(Task objective): Print the complete set of entries exactly.

(Source records):
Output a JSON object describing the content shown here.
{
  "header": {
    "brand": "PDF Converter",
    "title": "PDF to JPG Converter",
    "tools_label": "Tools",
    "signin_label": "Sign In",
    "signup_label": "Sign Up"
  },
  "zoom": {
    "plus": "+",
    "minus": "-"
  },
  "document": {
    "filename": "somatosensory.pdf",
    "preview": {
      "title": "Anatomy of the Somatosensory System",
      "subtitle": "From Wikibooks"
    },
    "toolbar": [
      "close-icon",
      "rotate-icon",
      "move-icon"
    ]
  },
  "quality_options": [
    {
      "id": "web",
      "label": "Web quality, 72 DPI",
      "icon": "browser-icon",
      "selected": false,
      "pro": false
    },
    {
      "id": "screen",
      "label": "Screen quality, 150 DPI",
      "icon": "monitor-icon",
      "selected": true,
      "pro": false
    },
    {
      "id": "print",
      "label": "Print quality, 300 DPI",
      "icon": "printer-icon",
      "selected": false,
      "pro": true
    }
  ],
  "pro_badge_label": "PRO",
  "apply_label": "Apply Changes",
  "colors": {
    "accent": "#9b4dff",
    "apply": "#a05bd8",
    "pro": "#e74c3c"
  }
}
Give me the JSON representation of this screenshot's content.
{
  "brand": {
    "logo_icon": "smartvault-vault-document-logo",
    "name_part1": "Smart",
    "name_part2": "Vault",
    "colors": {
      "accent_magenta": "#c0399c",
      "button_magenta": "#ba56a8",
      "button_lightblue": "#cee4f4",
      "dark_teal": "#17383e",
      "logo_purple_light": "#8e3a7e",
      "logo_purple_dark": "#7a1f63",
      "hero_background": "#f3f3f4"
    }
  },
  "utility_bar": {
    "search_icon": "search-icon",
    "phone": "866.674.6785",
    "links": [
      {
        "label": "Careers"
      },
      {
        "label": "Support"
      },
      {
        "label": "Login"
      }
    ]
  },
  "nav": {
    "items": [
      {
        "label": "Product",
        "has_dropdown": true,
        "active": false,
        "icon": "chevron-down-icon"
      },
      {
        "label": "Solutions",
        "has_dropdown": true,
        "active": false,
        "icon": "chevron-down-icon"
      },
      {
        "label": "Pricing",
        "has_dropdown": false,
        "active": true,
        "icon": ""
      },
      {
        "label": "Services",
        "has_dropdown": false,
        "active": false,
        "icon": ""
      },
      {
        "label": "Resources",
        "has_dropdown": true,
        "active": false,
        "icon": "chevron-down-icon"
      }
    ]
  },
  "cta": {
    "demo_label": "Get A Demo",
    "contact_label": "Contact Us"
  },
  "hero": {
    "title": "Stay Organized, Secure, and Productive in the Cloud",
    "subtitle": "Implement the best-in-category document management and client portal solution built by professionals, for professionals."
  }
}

(The reply):
Output a JSON object describing the content shown here.
{
  "header": {
    "brand": "PDF Converter",
    "title": "PDF to JPG Converter",
    "tools_label": "Tools",
    "signin_label": "Sign In",
    "signup_label": "Sign Up"
  },
  "zoom": {
    "plus": "+",
    "minus": "-"
  },
  "document": {
    "filename": "somatosensory.pdf",
    "preview": {
      "title": "Anatomy of the Somatosensory System",
      "subtitle": "From Wikibooks"
    },
    "toolbar": [
      "close-icon",
      "rotate-icon",
      "move-icon"
    ]
  },
  "quality_options": [
    {
      "id": "web",
      "label": "Web quality, 72 DPI",
      "icon": "browser-icon",
      "selected": false,
      "pro": false
    },
    {
      "id": "screen",
      "label": "Screen quality, 150 DPI",
      "icon": "monitor-icon",
      "selected": true,
      "pro": false
    },
    {
      "id": "print",
      "label": "Print quality, 300 DPI",
      "icon": "printer-icon",
      "selected": false,
      "pro": true
    }
  ],
  "pro_badge_label": "PRO",
  "apply_label": "Apply Changes",
  "colors": {
    "accent": "#9b4dff",
    "apply": "#a05bd8",
    "pro": "#e74c3c"
  }
}
Give me the JSON representation of this screenshot's content.
{
  "brand": {
    "logo_icon": "smartvault-vault-document-logo",
    "name_part1": "Smart",
    "name_part2": "Vault",
    "colors": {
      "accent_magenta": "#c0399c",
      "button_magenta": "#ba56a8",
      "button_lightblue": "#cee4f4",
      "dark_teal": "#17383e",
      "logo_purple_light": "#8e3a7e",
      "logo_purple_dark": "#7a1f63",
      "hero_background": "#f3f3f4"
    }
  },
  "utility_bar": {
    "search_icon": "search-icon",
    "phone": "866.674.6785",
    "links": [
      {
        "label": "Careers"
      },
      {
        "label": "Support"
      },
      {
        "label": "Login"
      }
    ]
  },
  "nav": {
    "items": [
      {
        "label": "Product",
        "has_dropdown": true,
        "active": false,
        "icon": "chevron-down-icon"
      },
      {
        "label": "Solutions",
        "has_dropdown": true,
        "active": false,
        "icon": "chevron-down-icon"
      },
      {
        "label": "Pricing",
        "has_dropdown": false,
        "active": true,
        "icon": ""
      },
      {
        "label": "Services",
        "has_dropdown": false,
        "active": false,
        "icon": ""
      },
      {
        "label": "Resources",
        "has_dropdown": true,
        "active": false,
        "icon": "chevron-down-icon"
      }
    ]
  },
  "cta": {
    "demo_label": "Get A Demo",
    "contact_label": "Contact Us"
  },
  "hero": {
    "title": "Stay Organized, Secure, and Productive in the Cloud",
    "subtitle": "Implement the best-in-category document management and client portal solution built by professionals, for professionals."
  }
}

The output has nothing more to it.